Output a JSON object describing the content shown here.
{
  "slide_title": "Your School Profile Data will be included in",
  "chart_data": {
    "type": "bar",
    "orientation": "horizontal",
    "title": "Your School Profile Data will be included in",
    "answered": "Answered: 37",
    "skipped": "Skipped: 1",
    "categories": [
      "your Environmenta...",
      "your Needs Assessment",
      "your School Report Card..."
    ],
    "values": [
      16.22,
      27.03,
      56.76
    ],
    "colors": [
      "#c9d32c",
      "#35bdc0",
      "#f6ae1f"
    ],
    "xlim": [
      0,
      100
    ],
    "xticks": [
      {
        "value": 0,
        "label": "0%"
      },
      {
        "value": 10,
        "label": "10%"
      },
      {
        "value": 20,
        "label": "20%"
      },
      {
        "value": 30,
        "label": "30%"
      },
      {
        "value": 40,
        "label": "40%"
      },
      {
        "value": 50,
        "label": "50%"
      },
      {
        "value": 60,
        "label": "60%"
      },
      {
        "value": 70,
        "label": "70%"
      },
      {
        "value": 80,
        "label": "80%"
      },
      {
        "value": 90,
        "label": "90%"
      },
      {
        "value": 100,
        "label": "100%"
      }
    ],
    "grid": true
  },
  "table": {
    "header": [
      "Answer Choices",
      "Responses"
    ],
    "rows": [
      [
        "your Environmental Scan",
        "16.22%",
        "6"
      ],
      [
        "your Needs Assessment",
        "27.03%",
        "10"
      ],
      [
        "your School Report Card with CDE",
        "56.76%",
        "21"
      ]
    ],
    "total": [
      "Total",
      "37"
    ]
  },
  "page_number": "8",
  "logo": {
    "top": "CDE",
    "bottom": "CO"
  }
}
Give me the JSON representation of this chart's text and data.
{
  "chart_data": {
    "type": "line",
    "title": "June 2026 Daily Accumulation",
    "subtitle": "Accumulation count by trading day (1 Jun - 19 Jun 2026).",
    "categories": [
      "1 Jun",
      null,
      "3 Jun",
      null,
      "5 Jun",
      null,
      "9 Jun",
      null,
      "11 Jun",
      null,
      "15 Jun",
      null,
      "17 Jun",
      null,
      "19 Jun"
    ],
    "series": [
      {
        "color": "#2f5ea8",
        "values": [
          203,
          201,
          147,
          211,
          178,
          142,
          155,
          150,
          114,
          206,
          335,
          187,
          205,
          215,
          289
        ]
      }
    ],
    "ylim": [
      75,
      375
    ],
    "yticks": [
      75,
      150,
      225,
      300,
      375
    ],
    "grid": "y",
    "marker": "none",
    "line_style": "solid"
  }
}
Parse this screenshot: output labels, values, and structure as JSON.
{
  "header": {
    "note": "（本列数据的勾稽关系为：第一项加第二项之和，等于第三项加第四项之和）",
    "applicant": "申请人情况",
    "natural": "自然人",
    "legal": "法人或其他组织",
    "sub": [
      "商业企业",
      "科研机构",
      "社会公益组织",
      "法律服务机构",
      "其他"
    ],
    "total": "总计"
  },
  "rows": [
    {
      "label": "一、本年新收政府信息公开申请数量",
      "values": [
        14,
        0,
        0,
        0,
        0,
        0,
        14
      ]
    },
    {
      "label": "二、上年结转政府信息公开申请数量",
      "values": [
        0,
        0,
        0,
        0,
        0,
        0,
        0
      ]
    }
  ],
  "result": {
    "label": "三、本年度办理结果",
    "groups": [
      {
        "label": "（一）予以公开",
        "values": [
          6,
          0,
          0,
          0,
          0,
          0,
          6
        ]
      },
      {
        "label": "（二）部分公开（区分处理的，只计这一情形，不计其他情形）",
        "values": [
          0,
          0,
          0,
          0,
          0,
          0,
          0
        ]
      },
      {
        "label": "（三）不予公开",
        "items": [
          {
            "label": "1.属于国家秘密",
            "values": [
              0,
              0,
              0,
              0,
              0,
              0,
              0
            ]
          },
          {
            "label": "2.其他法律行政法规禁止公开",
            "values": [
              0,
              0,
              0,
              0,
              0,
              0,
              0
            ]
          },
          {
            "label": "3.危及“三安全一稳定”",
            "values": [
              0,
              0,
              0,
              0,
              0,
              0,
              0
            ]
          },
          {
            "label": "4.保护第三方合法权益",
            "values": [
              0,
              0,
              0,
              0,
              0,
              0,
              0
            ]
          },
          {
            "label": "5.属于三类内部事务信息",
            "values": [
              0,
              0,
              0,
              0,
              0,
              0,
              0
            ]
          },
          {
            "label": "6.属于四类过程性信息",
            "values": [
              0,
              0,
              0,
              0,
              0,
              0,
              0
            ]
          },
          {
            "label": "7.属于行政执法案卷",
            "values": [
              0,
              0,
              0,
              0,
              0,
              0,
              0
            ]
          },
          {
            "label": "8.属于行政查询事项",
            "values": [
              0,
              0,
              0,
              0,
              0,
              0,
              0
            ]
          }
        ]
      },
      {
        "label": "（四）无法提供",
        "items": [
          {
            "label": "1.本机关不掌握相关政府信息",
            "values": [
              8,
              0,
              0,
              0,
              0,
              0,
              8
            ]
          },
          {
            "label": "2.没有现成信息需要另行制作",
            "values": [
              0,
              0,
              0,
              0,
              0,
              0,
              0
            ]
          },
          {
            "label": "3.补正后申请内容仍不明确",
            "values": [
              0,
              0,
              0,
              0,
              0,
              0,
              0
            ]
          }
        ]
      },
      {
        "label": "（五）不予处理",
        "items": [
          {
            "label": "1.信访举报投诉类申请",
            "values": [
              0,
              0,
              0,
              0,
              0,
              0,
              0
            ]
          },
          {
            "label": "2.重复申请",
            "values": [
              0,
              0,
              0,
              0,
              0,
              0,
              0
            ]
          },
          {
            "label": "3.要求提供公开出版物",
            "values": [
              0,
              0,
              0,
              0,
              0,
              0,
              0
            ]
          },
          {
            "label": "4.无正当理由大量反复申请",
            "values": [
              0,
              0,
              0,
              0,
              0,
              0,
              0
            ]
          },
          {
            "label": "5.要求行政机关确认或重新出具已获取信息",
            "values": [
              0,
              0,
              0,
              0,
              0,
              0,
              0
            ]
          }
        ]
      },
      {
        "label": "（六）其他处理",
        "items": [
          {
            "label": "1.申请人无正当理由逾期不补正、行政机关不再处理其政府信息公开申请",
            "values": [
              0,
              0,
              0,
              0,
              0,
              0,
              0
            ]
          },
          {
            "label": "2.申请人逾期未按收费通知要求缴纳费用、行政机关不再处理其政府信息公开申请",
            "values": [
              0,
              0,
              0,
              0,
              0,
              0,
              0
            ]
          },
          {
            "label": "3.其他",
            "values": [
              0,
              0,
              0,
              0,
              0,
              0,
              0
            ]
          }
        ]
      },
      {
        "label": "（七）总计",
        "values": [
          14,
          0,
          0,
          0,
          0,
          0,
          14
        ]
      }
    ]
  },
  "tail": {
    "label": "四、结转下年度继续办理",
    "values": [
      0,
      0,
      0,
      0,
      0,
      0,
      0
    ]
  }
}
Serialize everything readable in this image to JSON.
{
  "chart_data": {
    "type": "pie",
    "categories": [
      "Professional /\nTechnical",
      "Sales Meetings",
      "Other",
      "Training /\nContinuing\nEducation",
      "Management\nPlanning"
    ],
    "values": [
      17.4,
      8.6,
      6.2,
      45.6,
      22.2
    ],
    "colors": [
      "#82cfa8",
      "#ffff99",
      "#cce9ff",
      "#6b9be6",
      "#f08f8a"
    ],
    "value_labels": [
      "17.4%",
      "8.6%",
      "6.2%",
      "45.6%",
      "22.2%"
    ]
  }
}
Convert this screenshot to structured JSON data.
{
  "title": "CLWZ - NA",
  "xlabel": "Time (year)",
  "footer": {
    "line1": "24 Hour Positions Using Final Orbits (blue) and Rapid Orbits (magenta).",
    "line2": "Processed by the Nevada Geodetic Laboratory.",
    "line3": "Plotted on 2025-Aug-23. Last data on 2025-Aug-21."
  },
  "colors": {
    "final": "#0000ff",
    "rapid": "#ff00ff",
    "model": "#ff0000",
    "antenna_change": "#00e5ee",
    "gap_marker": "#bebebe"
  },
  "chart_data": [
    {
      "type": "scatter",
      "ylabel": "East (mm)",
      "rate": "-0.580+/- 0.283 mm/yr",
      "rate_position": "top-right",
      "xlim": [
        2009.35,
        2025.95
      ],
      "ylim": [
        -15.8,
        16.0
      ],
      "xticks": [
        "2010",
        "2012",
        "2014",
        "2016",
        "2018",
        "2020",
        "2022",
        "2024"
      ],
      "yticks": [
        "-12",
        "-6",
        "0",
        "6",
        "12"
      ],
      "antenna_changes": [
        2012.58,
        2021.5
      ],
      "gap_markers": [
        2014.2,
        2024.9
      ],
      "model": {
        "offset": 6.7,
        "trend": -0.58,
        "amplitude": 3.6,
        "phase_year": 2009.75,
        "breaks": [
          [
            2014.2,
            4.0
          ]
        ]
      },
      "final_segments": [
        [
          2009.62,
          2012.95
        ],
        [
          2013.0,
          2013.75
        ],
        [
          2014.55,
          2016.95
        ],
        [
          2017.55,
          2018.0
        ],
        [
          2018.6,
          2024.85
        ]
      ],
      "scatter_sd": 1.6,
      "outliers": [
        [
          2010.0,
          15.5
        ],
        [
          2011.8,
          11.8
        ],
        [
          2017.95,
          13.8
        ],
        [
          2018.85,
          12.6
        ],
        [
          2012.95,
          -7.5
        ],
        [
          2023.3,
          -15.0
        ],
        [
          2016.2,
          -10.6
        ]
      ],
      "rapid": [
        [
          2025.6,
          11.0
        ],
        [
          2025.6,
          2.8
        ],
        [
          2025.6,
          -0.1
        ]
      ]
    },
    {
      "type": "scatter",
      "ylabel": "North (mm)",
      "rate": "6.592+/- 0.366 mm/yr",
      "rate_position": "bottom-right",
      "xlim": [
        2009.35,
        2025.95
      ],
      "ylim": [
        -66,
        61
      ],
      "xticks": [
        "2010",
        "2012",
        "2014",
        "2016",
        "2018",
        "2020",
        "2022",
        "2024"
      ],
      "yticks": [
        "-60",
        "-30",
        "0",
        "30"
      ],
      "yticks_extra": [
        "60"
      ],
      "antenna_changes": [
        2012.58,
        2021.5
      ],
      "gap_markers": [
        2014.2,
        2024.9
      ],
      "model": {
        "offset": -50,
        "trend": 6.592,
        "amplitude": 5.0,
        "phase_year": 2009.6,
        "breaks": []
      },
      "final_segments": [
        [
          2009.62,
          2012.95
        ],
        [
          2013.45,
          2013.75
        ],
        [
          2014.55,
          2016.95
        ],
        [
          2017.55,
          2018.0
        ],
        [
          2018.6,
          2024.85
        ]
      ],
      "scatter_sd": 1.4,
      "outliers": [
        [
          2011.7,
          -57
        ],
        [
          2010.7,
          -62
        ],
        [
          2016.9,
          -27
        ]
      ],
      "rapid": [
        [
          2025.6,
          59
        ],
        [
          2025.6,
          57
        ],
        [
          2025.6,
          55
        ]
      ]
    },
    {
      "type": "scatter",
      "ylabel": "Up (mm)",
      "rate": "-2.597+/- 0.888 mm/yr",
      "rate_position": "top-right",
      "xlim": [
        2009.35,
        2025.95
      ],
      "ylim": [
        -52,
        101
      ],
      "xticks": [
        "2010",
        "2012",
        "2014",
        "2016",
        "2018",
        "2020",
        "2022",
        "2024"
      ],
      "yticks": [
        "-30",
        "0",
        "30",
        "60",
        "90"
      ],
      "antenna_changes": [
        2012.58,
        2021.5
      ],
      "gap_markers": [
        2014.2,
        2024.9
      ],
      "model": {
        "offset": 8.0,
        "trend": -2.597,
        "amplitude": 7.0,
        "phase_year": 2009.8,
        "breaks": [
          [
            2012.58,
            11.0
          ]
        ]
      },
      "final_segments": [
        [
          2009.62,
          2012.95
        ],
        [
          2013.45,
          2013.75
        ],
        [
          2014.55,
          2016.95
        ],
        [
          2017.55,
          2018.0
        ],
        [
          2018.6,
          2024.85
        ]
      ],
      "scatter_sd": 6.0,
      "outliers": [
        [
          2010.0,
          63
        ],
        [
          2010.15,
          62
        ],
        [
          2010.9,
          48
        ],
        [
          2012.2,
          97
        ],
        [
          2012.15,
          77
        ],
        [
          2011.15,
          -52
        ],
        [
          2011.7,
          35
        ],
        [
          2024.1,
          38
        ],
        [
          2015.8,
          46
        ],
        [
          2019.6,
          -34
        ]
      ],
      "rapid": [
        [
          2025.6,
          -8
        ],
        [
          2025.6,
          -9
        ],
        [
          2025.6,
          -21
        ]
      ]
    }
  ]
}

§ Exercise aim:
Every line in the data that holds "this" should be copied out.

§ The completed task:
Give me the JSON representation of this chart's text and data.
Parse this screenshot: output labels, values, and structure as JSON.
Serialize everything readable in this image to JSON.
Convert this screenshot to structured JSON data.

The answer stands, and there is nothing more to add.